((

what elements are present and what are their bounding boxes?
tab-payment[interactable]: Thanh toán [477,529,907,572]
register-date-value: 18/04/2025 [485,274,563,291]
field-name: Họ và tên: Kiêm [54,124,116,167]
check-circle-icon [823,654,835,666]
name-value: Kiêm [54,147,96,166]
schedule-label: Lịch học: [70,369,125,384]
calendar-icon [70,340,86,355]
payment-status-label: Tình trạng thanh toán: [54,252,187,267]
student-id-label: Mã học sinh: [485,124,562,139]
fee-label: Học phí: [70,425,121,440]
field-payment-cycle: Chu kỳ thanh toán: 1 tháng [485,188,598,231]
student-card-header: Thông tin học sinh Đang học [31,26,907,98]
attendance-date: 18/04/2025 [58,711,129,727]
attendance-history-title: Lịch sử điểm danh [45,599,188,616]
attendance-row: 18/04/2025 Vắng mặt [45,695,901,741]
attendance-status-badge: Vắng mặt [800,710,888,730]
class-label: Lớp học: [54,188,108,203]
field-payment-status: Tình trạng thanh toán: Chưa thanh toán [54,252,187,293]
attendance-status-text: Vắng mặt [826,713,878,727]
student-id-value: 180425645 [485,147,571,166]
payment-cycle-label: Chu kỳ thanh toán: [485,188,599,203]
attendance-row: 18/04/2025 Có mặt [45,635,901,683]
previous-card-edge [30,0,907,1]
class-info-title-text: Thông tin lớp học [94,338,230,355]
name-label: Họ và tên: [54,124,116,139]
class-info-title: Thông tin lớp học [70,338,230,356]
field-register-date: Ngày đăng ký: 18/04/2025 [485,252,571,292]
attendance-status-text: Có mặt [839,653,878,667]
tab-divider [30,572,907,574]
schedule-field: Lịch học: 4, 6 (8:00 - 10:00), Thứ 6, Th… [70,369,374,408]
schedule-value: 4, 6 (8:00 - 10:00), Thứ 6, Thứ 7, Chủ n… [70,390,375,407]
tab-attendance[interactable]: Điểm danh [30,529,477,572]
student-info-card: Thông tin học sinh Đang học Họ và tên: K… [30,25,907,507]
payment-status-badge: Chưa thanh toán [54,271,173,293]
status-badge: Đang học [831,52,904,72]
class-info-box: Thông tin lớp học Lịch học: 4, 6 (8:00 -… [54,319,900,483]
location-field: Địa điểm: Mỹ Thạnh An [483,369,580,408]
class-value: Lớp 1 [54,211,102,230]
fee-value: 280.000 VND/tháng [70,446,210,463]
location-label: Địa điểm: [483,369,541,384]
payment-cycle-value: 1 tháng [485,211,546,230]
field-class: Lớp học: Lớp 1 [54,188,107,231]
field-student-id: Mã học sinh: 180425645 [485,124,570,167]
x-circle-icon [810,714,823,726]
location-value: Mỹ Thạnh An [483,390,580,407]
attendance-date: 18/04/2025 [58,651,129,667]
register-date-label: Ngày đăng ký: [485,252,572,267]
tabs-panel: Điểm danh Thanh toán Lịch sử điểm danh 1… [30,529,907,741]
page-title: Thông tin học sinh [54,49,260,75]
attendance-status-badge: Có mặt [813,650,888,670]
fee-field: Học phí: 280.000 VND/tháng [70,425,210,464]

))

### What is expected
Give all the records again, replacing "attendance-row" with "attendance-entry" wherever it appears and leaving everything else unchanged.

### Result
what elements are present and what are their bounding boxes?
tab-payment[interactable]: Thanh toán [477,529,907,572]
register-date-value: 18/04/2025 [485,274,563,291]
field-name: Họ và tên: Kiêm [54,124,116,167]
check-circle-icon [823,654,835,666]
name-value: Kiêm [54,147,96,166]
schedule-label: Lịch học: [70,369,125,384]
calendar-icon [70,340,86,355]
payment-status-label: Tình trạng thanh toán: [54,252,187,267]
student-id-label: Mã học sinh: [485,124,562,139]
fee-label: Học phí: [70,425,121,440]
field-payment-cycle: Chu kỳ thanh toán: 1 tháng [485,188,598,231]
student-card-header: Thông tin học sinh Đang học [31,26,907,98]
attendance-date: 18/04/2025 [58,711,129,727]
attendance-history-title: Lịch sử điểm danh [45,599,188,616]
attendance-entry: 18/04/2025 Vắng mặt [45,695,901,741]
attendance-status-badge: Vắng mặt [800,710,888,730]
class-label: Lớp học: [54,188,108,203]
field-payment-status: Tình trạng thanh toán: Chưa thanh toán [54,252,187,293]
attendance-status-text: Vắng mặt [826,713,878,727]
student-id-value: 180425645 [485,147,571,166]
payment-cycle-label: Chu kỳ thanh toán: [485,188,599,203]
attendance-entry: 18/04/2025 Có mặt [45,635,901,683]
previous-card-edge [30,0,907,1]
class-info-title-text: Thông tin lớp học [94,338,230,355]
name-label: Họ và tên: [54,124,116,139]
class-info-title: Thông tin lớp học [70,338,230,356]
field-register-date: Ngày đăng ký: 18/04/2025 [485,252,571,292]
attendance-status-text: Có mặt [839,653,878,667]
tab-divider [30,572,907,574]
schedule-field: Lịch học: 4, 6 (8:00 - 10:00), Thứ 6, Th… [70,369,374,408]
schedule-value: 4, 6 (8:00 - 10:00), Thứ 6, Thứ 7, Chủ n… [70,390,375,407]
tab-attendance[interactable]: Điểm danh [30,529,477,572]
student-info-card: Thông tin học sinh Đang học Họ và tên: K… [30,25,907,507]
payment-status-badge: Chưa thanh toán [54,271,173,293]
status-badge: Đang học [831,52,904,72]
class-info-box: Thông tin lớp học Lịch học: 4, 6 (8:00 -… [54,319,900,483]
location-field: Địa điểm: Mỹ Thạnh An [483,369,580,408]
class-value: Lớp 1 [54,211,102,230]
fee-value: 280.000 VND/tháng [70,446,210,463]
location-label: Địa điểm: [483,369,541,384]
payment-cycle-value: 1 tháng [485,211,546,230]
field-class: Lớp học: Lớp 1 [54,188,107,231]
field-student-id: Mã học sinh: 180425645 [485,124,570,167]
x-circle-icon [810,714,823,726]
location-value: Mỹ Thạnh An [483,390,580,407]
attendance-date: 18/04/2025 [58,651,129,667]
register-date-label: Ngày đăng ký: [485,252,572,267]
tabs-panel: Điểm danh Thanh toán Lịch sử điểm danh 1… [30,529,907,741]
page-title: Thông tin học sinh [54,49,260,75]
attendance-status-badge: Có mặt [813,650,888,670]
fee-field: Học phí: 280.000 VND/tháng [70,425,210,464]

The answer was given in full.